• [Entries from a dataset]:

•••

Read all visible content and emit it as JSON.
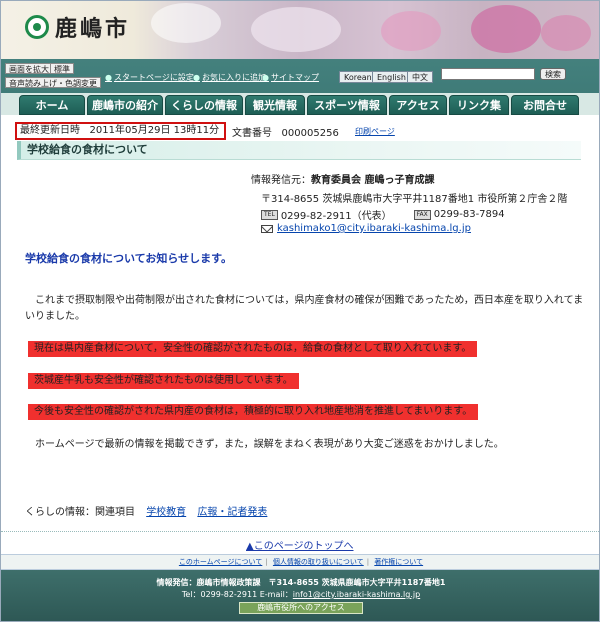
{
  "header": {
    "site_name": "鹿嶋市",
    "util_buttons": [
      "画面を拡大",
      "標準",
      "音声読み上げ・色調変更"
    ],
    "util_links": [
      "スタートページに設定",
      "お気に入りに追加",
      "サイトマップ"
    ],
    "languages": [
      "Korean",
      "English",
      "中文"
    ],
    "search_button": "検索",
    "search_placeholder": ""
  },
  "nav": {
    "items": [
      "ホーム",
      "鹿嶋市の紹介",
      "くらしの情報",
      "観光情報",
      "スポーツ情報",
      "アクセス",
      "リンク集",
      "お問合せ"
    ]
  },
  "meta": {
    "updated_label": "最終更新日時",
    "updated_value": "2011年05月29日 13時11分",
    "doc_label": "文書番号",
    "doc_value": "000005256",
    "print_link": "印刷ページ"
  },
  "page_title": "学校給食の食材について",
  "sender": {
    "label": "情報発信元：",
    "name": "教育委員会 鹿嶋っ子育成課",
    "address": "〒314-8655  茨城県鹿嶋市大字平井1187番地1  市役所第２庁舎２階",
    "tel_tag": "TEL",
    "tel": "0299-82-2911（代表）",
    "fax_tag": "FAX",
    "fax": "0299-83-7894",
    "email": "kashimako1@city.ibaraki-kashima.lg.jp"
  },
  "content": {
    "heading": "学校給食の食材についてお知らせします。",
    "paragraph1": "これまで摂取制限や出荷制限が出された食材については，県内産食材の確保が困難であったため，西日本産を取り入れてまいりました。",
    "highlights": [
      "現在は県内産食材について，安全性の確認がされたものは，給食の食材として取り入れています。",
      "茨城産牛乳も安全性が確認されたものは使用しています。",
      "今後も安全性の確認がされた県内産の食材は，積極的に取り入れ地産地消を推進してまいります。"
    ],
    "paragraph2": "ホームページで最新の情報を掲載できず，また，誤解をまねく表現があり大変ご迷惑をおかけしました。"
  },
  "related": {
    "label": "くらしの情報：関連項目",
    "links": [
      "学校教育",
      "広報・記者発表"
    ]
  },
  "footer": {
    "page_top": "▲このページのトップへ",
    "links": [
      "このホームページについて",
      "個人情報の取り扱いについて",
      "著作権について"
    ],
    "line1": "情報発信：鹿嶋市情報政策課　〒314-8655 茨城県鹿嶋市大字平井1187番地1",
    "tel_text": "Tel：0299-82-2911 E-mail：",
    "email": "info1@city.ibaraki-kashima.lg.jp",
    "access_button": "鹿嶋市役所へのアクセス"
  },
  "colors": {
    "header_teal": "#3f7b78",
    "nav_green": "#2f7a6f",
    "highlight_red": "#f0302e",
    "heading_blue": "#1a3aaa",
    "link_blue": "#0645ad"
  }
}
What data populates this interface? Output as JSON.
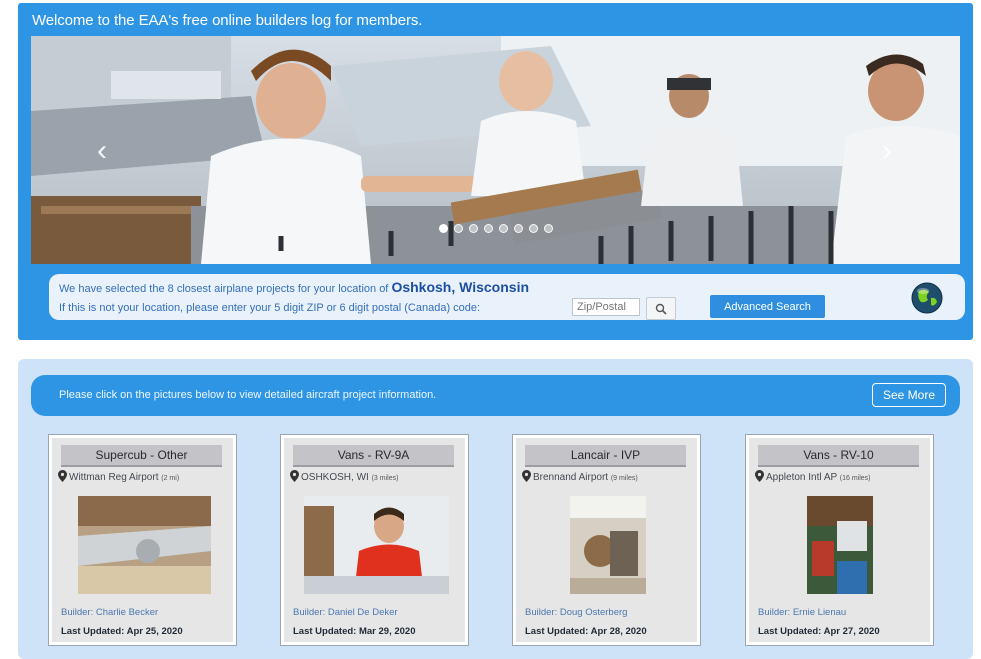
{
  "banner": {
    "welcome": "Welcome to the EAA's free online builders log for members.",
    "slide_count": 8,
    "active_slide": 1,
    "prev_glyph": "‹",
    "next_glyph": "›"
  },
  "location": {
    "line1_prefix": "We have selected the 8 closest airplane projects for your location of",
    "city": "Oshkosh, Wisconsin",
    "line2": "If this is not your location, please enter your 5 digit ZIP or 6 digit postal (Canada) code:",
    "zip_placeholder": "Zip/Postal",
    "search_icon": "magnifier-icon",
    "advanced_search": "Advanced Search",
    "globe_icon": "globe-icon"
  },
  "projects_bar": {
    "text": "Please click on the pictures below to view detailed aircraft project information.",
    "see_more": "See More"
  },
  "projects": [
    {
      "title": "Supercub - Other",
      "location": "Wittman Reg Airport",
      "distance": "(2 mi)",
      "builder": "Builder: Charlie Becker",
      "updated": "Last Updated: Apr 25, 2020"
    },
    {
      "title": "Vans - RV-9A",
      "location": "OSHKOSH, WI",
      "distance": "(3 miles)",
      "builder": "Builder: Daniel De Deker",
      "updated": "Last Updated: Mar 29, 2020"
    },
    {
      "title": "Lancair - IVP",
      "location": "Brennand Airport",
      "distance": "(9 miles)",
      "builder": "Builder: Doug Osterberg",
      "updated": "Last Updated: Apr 28, 2020"
    },
    {
      "title": "Vans - RV-10",
      "location": "Appleton Intl AP",
      "distance": "(16 miles)",
      "builder": "Builder: Ernie Lienau",
      "updated": "Last Updated: Apr 27, 2020"
    }
  ],
  "colors": {
    "brand_blue": "#2e95e4",
    "light_panel": "#cfe3f8",
    "city_text": "#1d4fa3"
  }
}
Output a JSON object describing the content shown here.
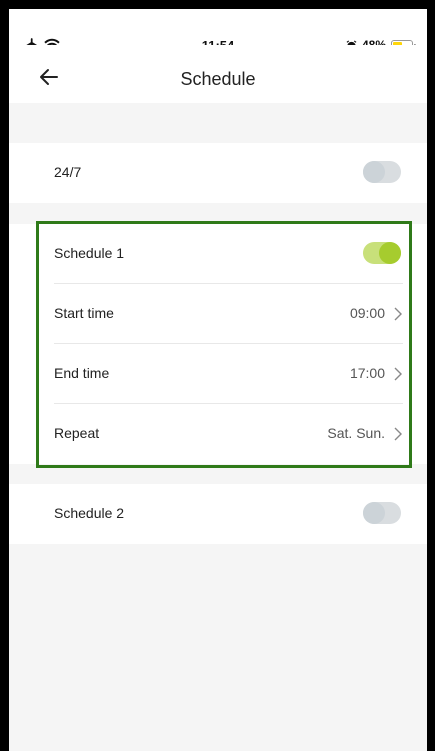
{
  "status_bar": {
    "time": "11:54",
    "battery_percent": "48%",
    "battery_level": 0.48
  },
  "header": {
    "title": "Schedule"
  },
  "rows": {
    "all_week": {
      "label": "24/7",
      "enabled": false
    },
    "schedule1": {
      "label": "Schedule 1",
      "enabled": true
    },
    "start_time": {
      "label": "Start time",
      "value": "09:00"
    },
    "end_time": {
      "label": "End time",
      "value": "17:00"
    },
    "repeat": {
      "label": "Repeat",
      "value": "Sat. Sun."
    },
    "schedule2": {
      "label": "Schedule 2",
      "enabled": false
    }
  },
  "colors": {
    "toggle_on_track": "#c8e07a",
    "toggle_on_knob": "#a6cc2e",
    "toggle_off_track": "#d9dde0",
    "highlight_border": "#2f7a19"
  },
  "icons": {
    "airplane": "airplane-icon",
    "wifi": "wifi-icon",
    "alarm": "alarm-icon",
    "battery": "battery-icon",
    "back": "back-arrow-icon",
    "chevron": "chevron-right-icon"
  }
}
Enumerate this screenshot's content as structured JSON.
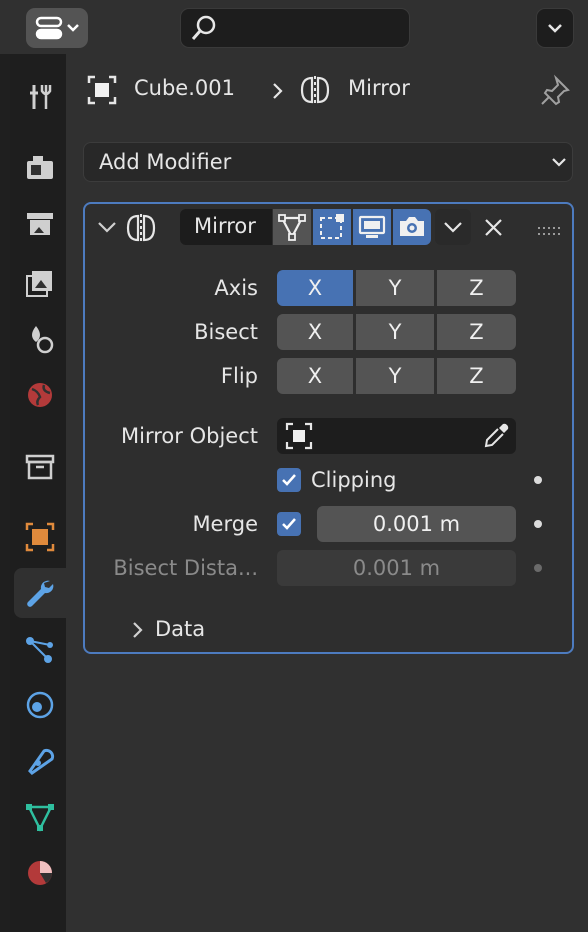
{
  "header": {
    "object_name": "Cube.001",
    "modifier_name": "Mirror"
  },
  "add_modifier": {
    "label": "Add Modifier"
  },
  "modifier": {
    "name": "Mirror",
    "axis": {
      "label": "Axis",
      "x": "X",
      "y": "Y",
      "z": "Z",
      "active": "X"
    },
    "bisect": {
      "label": "Bisect",
      "x": "X",
      "y": "Y",
      "z": "Z"
    },
    "flip": {
      "label": "Flip",
      "x": "X",
      "y": "Y",
      "z": "Z"
    },
    "mirror_object": {
      "label": "Mirror Object",
      "value": ""
    },
    "clipping": {
      "label": "Clipping",
      "checked": true
    },
    "merge": {
      "label": "Merge",
      "checked": true,
      "value": "0.001 m"
    },
    "bisect_distance": {
      "label": "Bisect Dista...",
      "value": "0.001 m"
    },
    "data_section": {
      "label": "Data"
    }
  },
  "colors": {
    "accent": "#4772b3",
    "panel_border": "#4d7bbf"
  },
  "sidebar_tabs": [
    "tool-icon",
    "render-icon",
    "output-icon",
    "view-layer-icon",
    "scene-icon",
    "world-icon",
    "collection-icon",
    "object-icon",
    "modifier-icon",
    "particles-icon",
    "physics-icon",
    "constraints-icon",
    "object-data-icon",
    "material-icon"
  ]
}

•••

• [JOB]:
Give back the whole listing as it stands, minus its pictures.

• [FINISHED ANSWER]:
Read all visible content and emit it as JSON.
{
  "header": {
    "site_name": "鹿嶋市",
    "util_buttons": [
      "画面を拡大",
      "標準",
      "音声読み上げ・色調変更"
    ],
    "util_links": [
      "スタートページに設定",
      "お気に入りに追加",
      "サイトマップ"
    ],
    "languages": [
      "Korean",
      "English",
      "中文"
    ],
    "search_button": "検索",
    "search_placeholder": ""
  },
  "nav": {
    "items": [
      "ホーム",
      "鹿嶋市の紹介",
      "くらしの情報",
      "観光情報",
      "スポーツ情報",
      "アクセス",
      "リンク集",
      "お問合せ"
    ]
  },
  "meta": {
    "updated_label": "最終更新日時",
    "updated_value": "2011年05月29日 13時11分",
    "doc_label": "文書番号",
    "doc_value": "000005256",
    "print_link": "印刷ページ"
  },
  "page_title": "学校給食の食材について",
  "sender": {
    "label": "情報発信元：",
    "name": "教育委員会 鹿嶋っ子育成課",
    "address": "〒314-8655  茨城県鹿嶋市大字平井1187番地1  市役所第２庁舎２階",
    "tel_tag": "TEL",
    "tel": "0299-82-2911（代表）",
    "fax_tag": "FAX",
    "fax": "0299-83-7894",
    "email": "kashimako1@city.ibaraki-kashima.lg.jp"
  },
  "content": {
    "heading": "学校給食の食材についてお知らせします。",
    "paragraph1": "これまで摂取制限や出荷制限が出された食材については，県内産食材の確保が困難であったため，西日本産を取り入れてまいりました。",
    "highlights": [
      "現在は県内産食材について，安全性の確認がされたものは，給食の食材として取り入れています。",
      "茨城産牛乳も安全性が確認されたものは使用しています。",
      "今後も安全性の確認がされた県内産の食材は，積極的に取り入れ地産地消を推進してまいります。"
    ],
    "paragraph2": "ホームページで最新の情報を掲載できず，また，誤解をまねく表現があり大変ご迷惑をおかけしました。"
  },
  "related": {
    "label": "くらしの情報：関連項目",
    "links": [
      "学校教育",
      "広報・記者発表"
    ]
  },
  "footer": {
    "page_top": "▲このページのトップへ",
    "links": [
      "このホームページについて",
      "個人情報の取り扱いについて",
      "著作権について"
    ],
    "line1": "情報発信：鹿嶋市情報政策課　〒314-8655 茨城県鹿嶋市大字平井1187番地1",
    "tel_text": "Tel：0299-82-2911 E-mail：",
    "email": "info1@city.ibaraki-kashima.lg.jp",
    "access_button": "鹿嶋市役所へのアクセス"
  },
  "colors": {
    "header_teal": "#3f7b78",
    "nav_green": "#2f7a6f",
    "highlight_red": "#f0302e",
    "heading_blue": "#1a3aaa",
    "link_blue": "#0645ad"
  }
}
What data populates this interface? Output as JSON.
{
  "banner": {
    "welcome": "Welcome to the EAA's free online builders log for members.",
    "slide_count": 8,
    "active_slide": 1,
    "prev_glyph": "‹",
    "next_glyph": "›"
  },
  "location": {
    "line1_prefix": "We have selected the 8 closest airplane projects for your location of",
    "city": "Oshkosh, Wisconsin",
    "line2": "If this is not your location, please enter your 5 digit ZIP or 6 digit postal (Canada) code:",
    "zip_placeholder": "Zip/Postal",
    "search_icon": "magnifier-icon",
    "advanced_search": "Advanced Search",
    "globe_icon": "globe-icon"
  },
  "projects_bar": {
    "text": "Please click on the pictures below to view detailed aircraft project information.",
    "see_more": "See More"
  },
  "projects": [
    {
      "title": "Supercub - Other",
      "location": "Wittman Reg Airport",
      "distance": "(2 mi)",
      "builder": "Builder: Charlie Becker",
      "updated": "Last Updated: Apr 25, 2020"
    },
    {
      "title": "Vans - RV-9A",
      "location": "OSHKOSH, WI",
      "distance": "(3 miles)",
      "builder": "Builder: Daniel De Deker",
      "updated": "Last Updated: Mar 29, 2020"
    },
    {
      "title": "Lancair - IVP",
      "location": "Brennand Airport",
      "distance": "(9 miles)",
      "builder": "Builder: Doug Osterberg",
      "updated": "Last Updated: Apr 28, 2020"
    },
    {
      "title": "Vans - RV-10",
      "location": "Appleton Intl AP",
      "distance": "(16 miles)",
      "builder": "Builder: Ernie Lienau",
      "updated": "Last Updated: Apr 27, 2020"
    }
  ],
  "colors": {
    "brand_blue": "#2e95e4",
    "light_panel": "#cfe3f8",
    "city_text": "#1d4fa3"
  }
}
Output a JSON object describing the content shown here.
{
  "status_bar": {
    "time": "11:54",
    "battery_percent": "48%",
    "battery_level": 0.48
  },
  "header": {
    "title": "Schedule"
  },
  "rows": {
    "all_week": {
      "label": "24/7",
      "enabled": false
    },
    "schedule1": {
      "label": "Schedule 1",
      "enabled": true
    },
    "start_time": {
      "label": "Start time",
      "value": "09:00"
    },
    "end_time": {
      "label": "End time",
      "value": "17:00"
    },
    "repeat": {
      "label": "Repeat",
      "value": "Sat. Sun."
    },
    "schedule2": {
      "label": "Schedule 2",
      "enabled": false
    }
  },
  "colors": {
    "toggle_on_track": "#c8e07a",
    "toggle_on_knob": "#a6cc2e",
    "toggle_off_track": "#d9dde0",
    "highlight_border": "#2f7a19"
  },
  "icons": {
    "airplane": "airplane-icon",
    "wifi": "wifi-icon",
    "alarm": "alarm-icon",
    "battery": "battery-icon",
    "back": "back-arrow-icon",
    "chevron": "chevron-right-icon"
  }
}
Enumerate this screenshot's content as structured JSON.
{
  "header": {
    "object_name": "Cube.001",
    "modifier_name": "Mirror"
  },
  "add_modifier": {
    "label": "Add Modifier"
  },
  "modifier": {
    "name": "Mirror",
    "axis": {
      "label": "Axis",
      "x": "X",
      "y": "Y",
      "z": "Z",
      "active": "X"
    },
    "bisect": {
      "label": "Bisect",
      "x": "X",
      "y": "Y",
      "z": "Z"
    },
    "flip": {
      "label": "Flip",
      "x": "X",
      "y": "Y",
      "z": "Z"
    },
    "mirror_object": {
      "label": "Mirror Object",
      "value": ""
    },
    "clipping": {
      "label": "Clipping",
      "checked": true
    },
    "merge": {
      "label": "Merge",
      "checked": true,
      "value": "0.001 m"
    },
    "bisect_distance": {
      "label": "Bisect Dista...",
      "value": "0.001 m"
    },
    "data_section": {
      "label": "Data"
    }
  },
  "colors": {
    "accent": "#4772b3",
    "panel_border": "#4d7bbf"
  },
  "sidebar_tabs": [
    "tool-icon",
    "render-icon",
    "output-icon",
    "view-layer-icon",
    "scene-icon",
    "world-icon",
    "collection-icon",
    "object-icon",
    "modifier-icon",
    "particles-icon",
    "physics-icon",
    "constraints-icon",
    "object-data-icon",
    "material-icon"
  ]
}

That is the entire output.